The task: Copy the records below exactly as they appear.
+===+
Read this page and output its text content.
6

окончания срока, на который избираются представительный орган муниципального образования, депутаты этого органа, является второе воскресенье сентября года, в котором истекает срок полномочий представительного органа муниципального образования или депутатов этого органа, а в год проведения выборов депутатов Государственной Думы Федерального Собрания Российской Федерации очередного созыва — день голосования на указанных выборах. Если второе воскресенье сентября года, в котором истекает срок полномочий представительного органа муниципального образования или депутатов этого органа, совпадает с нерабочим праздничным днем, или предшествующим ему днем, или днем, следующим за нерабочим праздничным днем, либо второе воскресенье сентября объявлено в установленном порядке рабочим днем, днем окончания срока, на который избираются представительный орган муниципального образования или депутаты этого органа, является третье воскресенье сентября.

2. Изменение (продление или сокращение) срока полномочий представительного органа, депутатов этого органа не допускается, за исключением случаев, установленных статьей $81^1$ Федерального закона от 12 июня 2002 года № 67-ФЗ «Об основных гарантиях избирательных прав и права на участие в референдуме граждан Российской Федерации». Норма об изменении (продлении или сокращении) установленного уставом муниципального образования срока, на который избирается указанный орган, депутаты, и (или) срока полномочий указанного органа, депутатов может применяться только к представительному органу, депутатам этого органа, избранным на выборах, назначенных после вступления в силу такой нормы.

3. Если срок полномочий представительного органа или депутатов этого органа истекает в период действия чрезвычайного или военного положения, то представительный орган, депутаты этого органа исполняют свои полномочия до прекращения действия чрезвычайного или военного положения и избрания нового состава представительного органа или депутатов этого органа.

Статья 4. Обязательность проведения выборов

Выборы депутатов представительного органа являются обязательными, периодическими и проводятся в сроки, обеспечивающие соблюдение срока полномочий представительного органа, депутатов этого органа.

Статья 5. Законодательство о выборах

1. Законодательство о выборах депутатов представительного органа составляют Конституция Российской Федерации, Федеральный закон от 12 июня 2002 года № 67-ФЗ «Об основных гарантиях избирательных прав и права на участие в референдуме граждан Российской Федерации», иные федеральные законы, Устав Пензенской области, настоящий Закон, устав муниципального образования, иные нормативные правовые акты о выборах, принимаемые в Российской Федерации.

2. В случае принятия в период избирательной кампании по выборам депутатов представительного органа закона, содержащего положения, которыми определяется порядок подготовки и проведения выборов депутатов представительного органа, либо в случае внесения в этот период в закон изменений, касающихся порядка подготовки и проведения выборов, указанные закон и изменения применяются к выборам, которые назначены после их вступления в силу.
+===+
Exercise result:
Read this page and output its text content.
6

окончания срока, на который избираются представительный орган муниципального образования, депутаты этого органа, является второе воскресенье сентября года, в котором истекает срок полномочий представительного органа муниципального образования или депутатов этого органа, а в год проведения выборов депутатов Государственной Думы Федерального Собрания Российской Федерации очередного созыва — день голосования на указанных выборах. Если второе воскресенье сентября года, в котором истекает срок полномочий представительного органа муниципального образования или депутатов этого органа, совпадает с нерабочим праздничным днем, или предшествующим ему днем, или днем, следующим за нерабочим праздничным днем, либо второе воскресенье сентября объявлено в установленном порядке рабочим днем, днем окончания срока, на который избираются представительный орган муниципального образования или депутаты этого органа, является третье воскресенье сентября.

2. Изменение (продление или сокращение) срока полномочий представительного органа, депутатов этого органа не допускается, за исключением случаев, установленных статьей $81^1$ Федерального закона от 12 июня 2002 года № 67-ФЗ «Об основных гарантиях избирательных прав и права на участие в референдуме граждан Российской Федерации». Норма об изменении (продлении или сокращении) установленного уставом муниципального образования срока, на который избирается указанный орган, депутаты, и (или) срока полномочий указанного органа, депутатов может применяться только к представительному органу, депутатам этого органа, избранным на выборах, назначенных после вступления в силу такой нормы.

3. Если срок полномочий представительного органа или депутатов этого органа истекает в период действия чрезвычайного или военного положения, то представительный орган, депутаты этого органа исполняют свои полномочия до прекращения действия чрезвычайного или военного положения и избрания нового состава представительного органа или депутатов этого органа.

Статья 4. Обязательность проведения выборов

Выборы депутатов представительного органа являются обязательными, периодическими и проводятся в сроки, обеспечивающие соблюдение срока полномочий представительного органа, депутатов этого органа.

Статья 5. Законодательство о выборах

1. Законодательство о выборах депутатов представительного органа составляют Конституция Российской Федерации, Федеральный закон от 12 июня 2002 года № 67-ФЗ «Об основных гарантиях избирательных прав и права на участие в референдуме граждан Российской Федерации», иные федеральные законы, Устав Пензенской области, настоящий Закон, устав муниципального образования, иные нормативные правовые акты о выборах, принимаемые в Российской Федерации.

2. В случае принятия в период избирательной кампании по выборам депутатов представительного органа закона, содержащего положения, которыми определяется порядок подготовки и проведения выборов депутатов представительного органа, либо в случае внесения в этот период в закон изменений, касающихся порядка подготовки и проведения выборов, указанные закон и изменения применяются к выборам, которые назначены после их вступления в силу.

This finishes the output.